**What this exercise asks**
- A) In the text about drummer Tony Williams:
(i) What kind of drumsticks did Williams play with?
(ii) How did Williams say the drums should be hit?
(iii) Who was the organist in The Tony Williams Lifetime, and under what name is he credited?
- B) Can you restate word for word the part of the Tony Williams text starting at "Three months after" and ending at "times uneven debut."?

**Given text**
— BEGIN —

It’s odd that Davis assigned these minimal timekeeping duties to Williams given the defining features of the drummer's playing: high-decibel attack with thick marching band drumsticks; unpredictable all-over-the-kit fills; and the ability to squeeze and stretch tempos like silly putty. All of this made him more suited for high-wire act improvisation, preferably with musicians using large, overdriven amplifiers.
 
“I like to play loud,” Williams once said in an interview. “I believe the drums should be hit hard.” Or as he put it on another occasion: “I’m interested in the drums and I want to beat the shit out of them all the time.”
 
Three months after In a Silent Way, Williams was back in the studio with a new group of his own: The Tony Williams Lifetime, a trio committed to playing loud, hitting hard, and beating the shit out of everything. With fellow In a Silent Way player John McLaughlin and organist Larry Young (credited here as Khalid Yasin), the group recorded a furious, risky, and at times uneven debut.

— END —

[Source records]
— BEGIN —

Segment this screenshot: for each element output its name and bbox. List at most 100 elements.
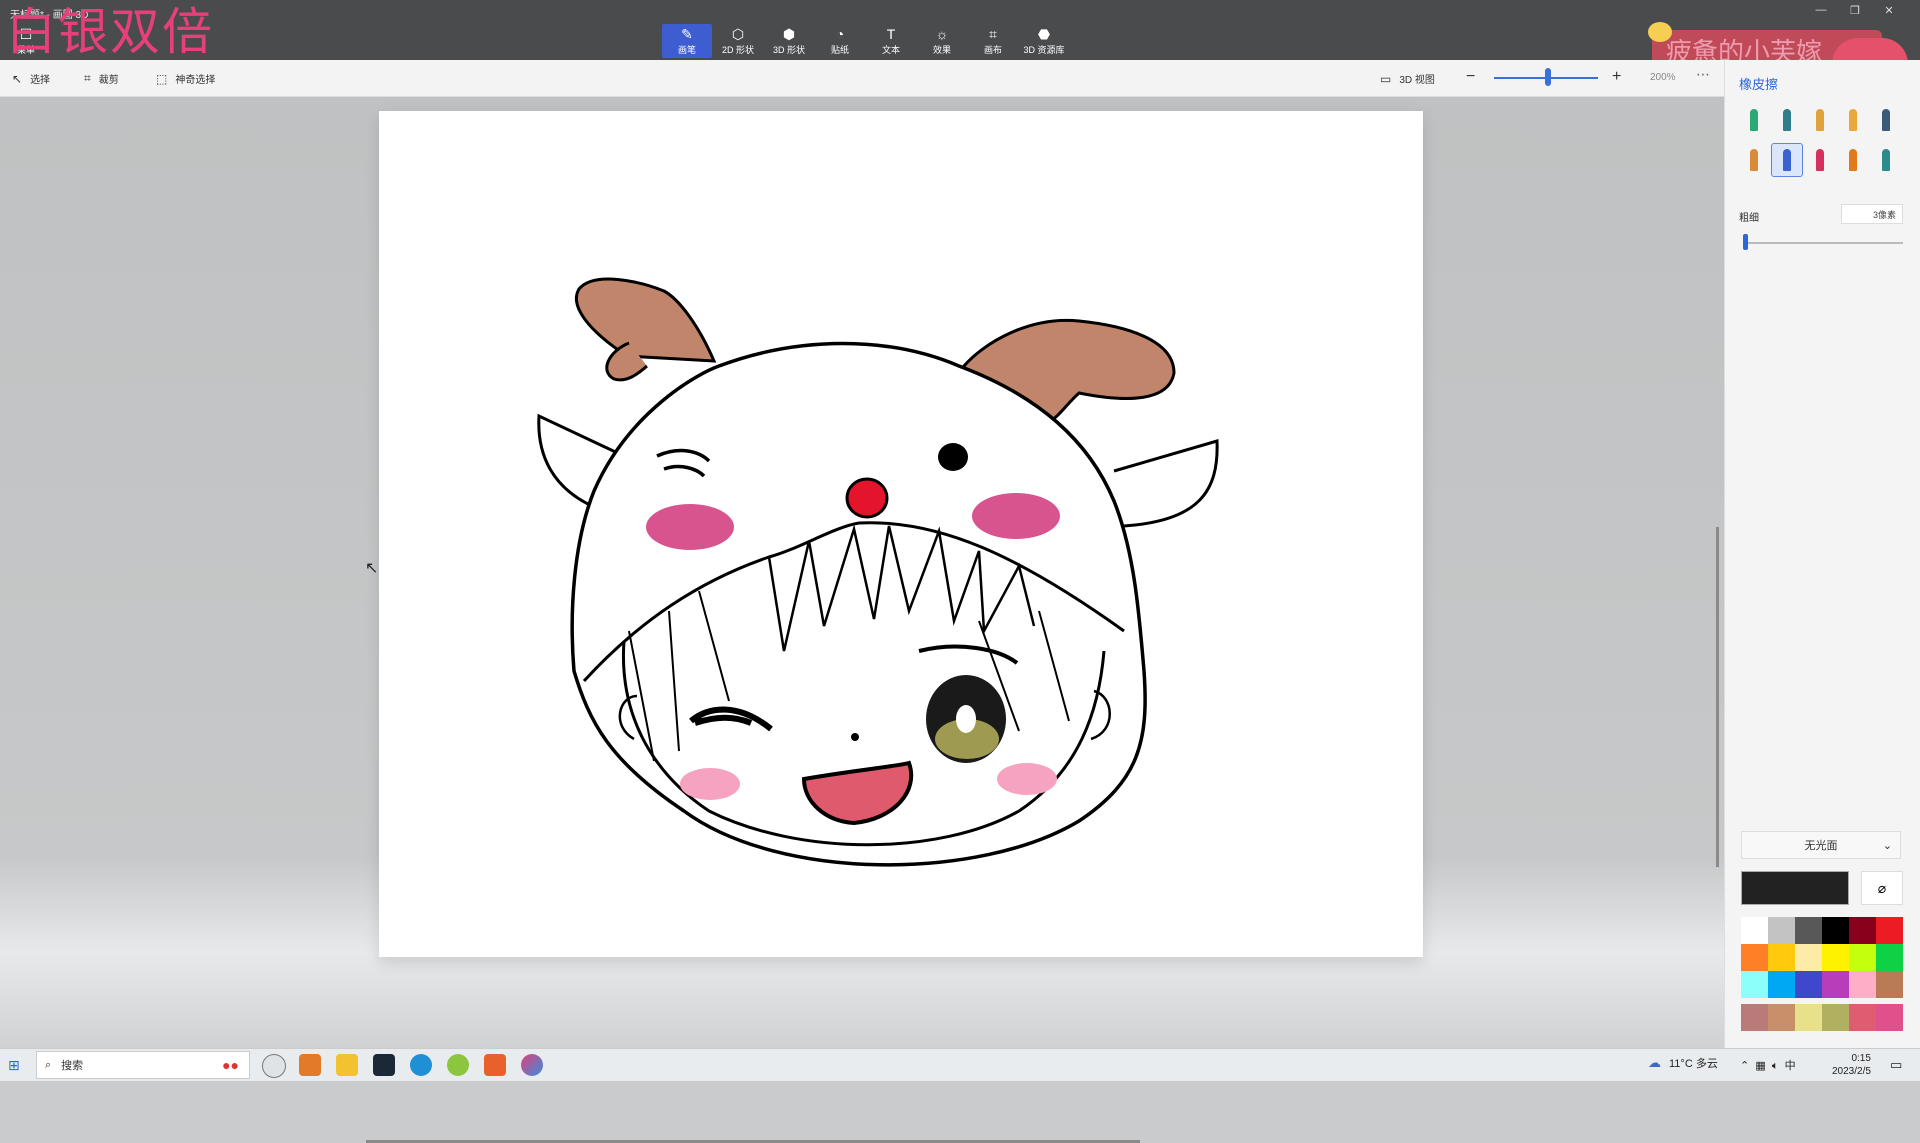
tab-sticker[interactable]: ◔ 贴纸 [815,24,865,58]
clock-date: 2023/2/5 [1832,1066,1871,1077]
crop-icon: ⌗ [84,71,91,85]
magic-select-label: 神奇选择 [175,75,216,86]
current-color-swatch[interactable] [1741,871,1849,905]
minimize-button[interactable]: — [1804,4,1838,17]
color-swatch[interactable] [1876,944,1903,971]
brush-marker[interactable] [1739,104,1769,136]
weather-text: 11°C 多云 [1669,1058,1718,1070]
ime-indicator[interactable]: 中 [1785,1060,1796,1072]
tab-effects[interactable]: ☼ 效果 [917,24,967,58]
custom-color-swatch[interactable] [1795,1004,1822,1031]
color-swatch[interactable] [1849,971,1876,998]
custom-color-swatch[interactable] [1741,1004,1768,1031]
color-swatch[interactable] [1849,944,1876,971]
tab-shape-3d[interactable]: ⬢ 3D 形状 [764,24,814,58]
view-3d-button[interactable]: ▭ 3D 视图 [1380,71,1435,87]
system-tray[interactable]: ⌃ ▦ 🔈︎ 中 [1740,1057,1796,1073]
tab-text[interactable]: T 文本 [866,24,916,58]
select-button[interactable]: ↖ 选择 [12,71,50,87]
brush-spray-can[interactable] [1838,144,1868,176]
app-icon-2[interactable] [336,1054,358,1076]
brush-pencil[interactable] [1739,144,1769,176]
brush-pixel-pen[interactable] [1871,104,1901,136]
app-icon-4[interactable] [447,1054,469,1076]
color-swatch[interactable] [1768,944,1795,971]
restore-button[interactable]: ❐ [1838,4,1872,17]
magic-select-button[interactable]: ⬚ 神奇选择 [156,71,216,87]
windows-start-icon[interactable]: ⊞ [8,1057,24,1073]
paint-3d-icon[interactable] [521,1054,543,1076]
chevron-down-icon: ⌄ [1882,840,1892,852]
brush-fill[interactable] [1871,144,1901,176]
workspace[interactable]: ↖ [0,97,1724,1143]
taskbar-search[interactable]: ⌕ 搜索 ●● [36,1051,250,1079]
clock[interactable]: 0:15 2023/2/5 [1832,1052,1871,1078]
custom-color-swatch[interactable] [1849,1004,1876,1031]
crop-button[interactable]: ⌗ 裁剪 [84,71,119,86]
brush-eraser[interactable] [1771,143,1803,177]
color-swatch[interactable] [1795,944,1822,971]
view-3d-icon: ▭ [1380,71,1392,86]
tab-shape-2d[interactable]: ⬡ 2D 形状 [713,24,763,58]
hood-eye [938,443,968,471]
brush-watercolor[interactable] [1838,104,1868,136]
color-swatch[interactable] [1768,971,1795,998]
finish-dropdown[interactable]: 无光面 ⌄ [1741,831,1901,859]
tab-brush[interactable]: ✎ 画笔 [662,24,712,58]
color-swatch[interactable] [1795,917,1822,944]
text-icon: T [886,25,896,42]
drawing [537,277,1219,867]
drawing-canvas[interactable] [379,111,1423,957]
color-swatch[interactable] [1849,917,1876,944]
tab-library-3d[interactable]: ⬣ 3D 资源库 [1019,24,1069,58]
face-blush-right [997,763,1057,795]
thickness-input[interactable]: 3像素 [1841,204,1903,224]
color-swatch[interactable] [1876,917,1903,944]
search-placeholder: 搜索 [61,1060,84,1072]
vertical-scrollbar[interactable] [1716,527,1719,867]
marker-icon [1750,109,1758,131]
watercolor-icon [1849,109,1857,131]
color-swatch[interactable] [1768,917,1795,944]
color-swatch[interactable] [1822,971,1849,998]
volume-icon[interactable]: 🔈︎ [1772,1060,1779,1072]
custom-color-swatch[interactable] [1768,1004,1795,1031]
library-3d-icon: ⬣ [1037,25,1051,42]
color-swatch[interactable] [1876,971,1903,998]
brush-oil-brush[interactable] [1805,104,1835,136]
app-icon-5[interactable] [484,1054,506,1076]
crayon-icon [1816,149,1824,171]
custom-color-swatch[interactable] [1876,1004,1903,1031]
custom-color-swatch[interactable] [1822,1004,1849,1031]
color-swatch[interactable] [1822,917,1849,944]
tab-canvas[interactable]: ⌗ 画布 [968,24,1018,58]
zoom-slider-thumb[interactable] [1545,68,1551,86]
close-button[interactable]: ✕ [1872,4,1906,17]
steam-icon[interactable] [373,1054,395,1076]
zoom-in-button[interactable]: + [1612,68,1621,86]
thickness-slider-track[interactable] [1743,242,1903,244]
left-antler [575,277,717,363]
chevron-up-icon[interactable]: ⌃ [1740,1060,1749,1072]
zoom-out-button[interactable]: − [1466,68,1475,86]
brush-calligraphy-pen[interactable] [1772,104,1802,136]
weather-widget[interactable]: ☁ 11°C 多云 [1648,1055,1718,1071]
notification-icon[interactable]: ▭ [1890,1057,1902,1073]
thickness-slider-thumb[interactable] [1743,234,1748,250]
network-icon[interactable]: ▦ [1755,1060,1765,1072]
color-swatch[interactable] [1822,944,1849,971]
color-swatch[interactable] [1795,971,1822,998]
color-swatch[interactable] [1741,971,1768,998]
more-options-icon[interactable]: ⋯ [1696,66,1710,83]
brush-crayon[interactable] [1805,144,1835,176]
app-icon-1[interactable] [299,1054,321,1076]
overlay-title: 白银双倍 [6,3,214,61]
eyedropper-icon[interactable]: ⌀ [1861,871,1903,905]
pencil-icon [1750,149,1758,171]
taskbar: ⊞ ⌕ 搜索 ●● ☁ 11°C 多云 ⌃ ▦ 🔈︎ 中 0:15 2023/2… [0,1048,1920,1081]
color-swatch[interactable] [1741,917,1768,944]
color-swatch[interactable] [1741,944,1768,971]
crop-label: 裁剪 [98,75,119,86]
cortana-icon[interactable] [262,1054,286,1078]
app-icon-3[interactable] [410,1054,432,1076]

— END —
— BEGIN —

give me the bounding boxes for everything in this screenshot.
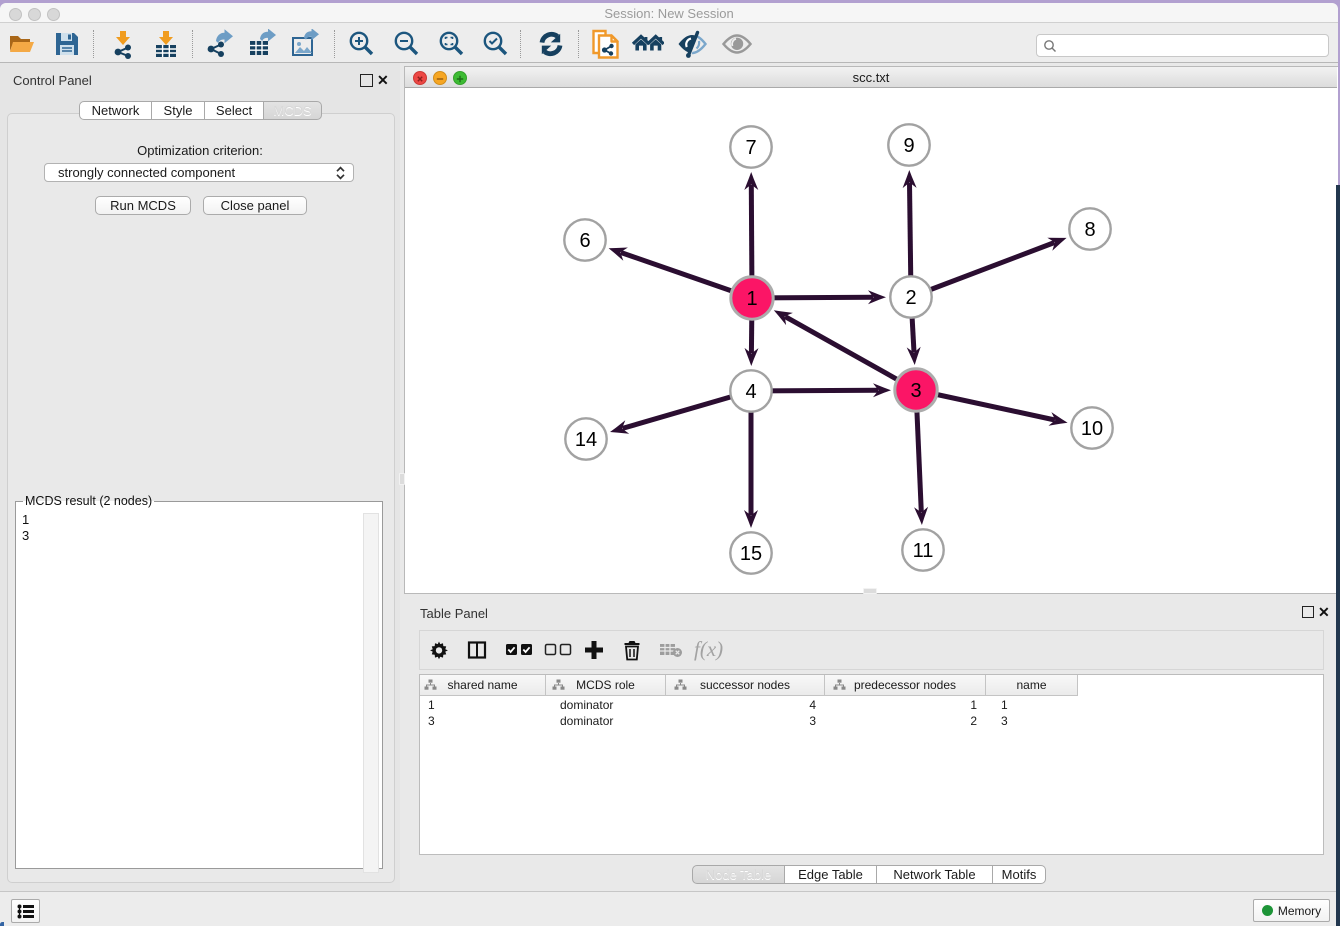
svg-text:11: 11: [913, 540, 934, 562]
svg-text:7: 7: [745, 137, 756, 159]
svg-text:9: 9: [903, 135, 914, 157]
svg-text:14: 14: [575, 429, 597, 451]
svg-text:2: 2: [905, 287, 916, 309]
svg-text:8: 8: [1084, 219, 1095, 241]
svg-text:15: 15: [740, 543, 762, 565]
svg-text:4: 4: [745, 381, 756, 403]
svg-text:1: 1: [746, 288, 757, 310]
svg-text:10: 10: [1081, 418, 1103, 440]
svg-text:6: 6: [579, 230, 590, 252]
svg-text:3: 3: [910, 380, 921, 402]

— END —

**Final answers**
- A)
(i) Thick marching band drumsticks.
(ii) Hard.
(iii) Larry Young, credited as Khalid Yasin.

- B)
Three months after In a Silent Way, Williams was back in the studio with a new group of his own: The Tony Williams Lifetime, a trio committed to playing loud, hitting hard, and beating the shit out of everything. With fellow In a Silent Way player John McLaughlin and organist Larry Young (credited here as Khalid Yasin), the group recorded a furious, risky, and at times uneven debut.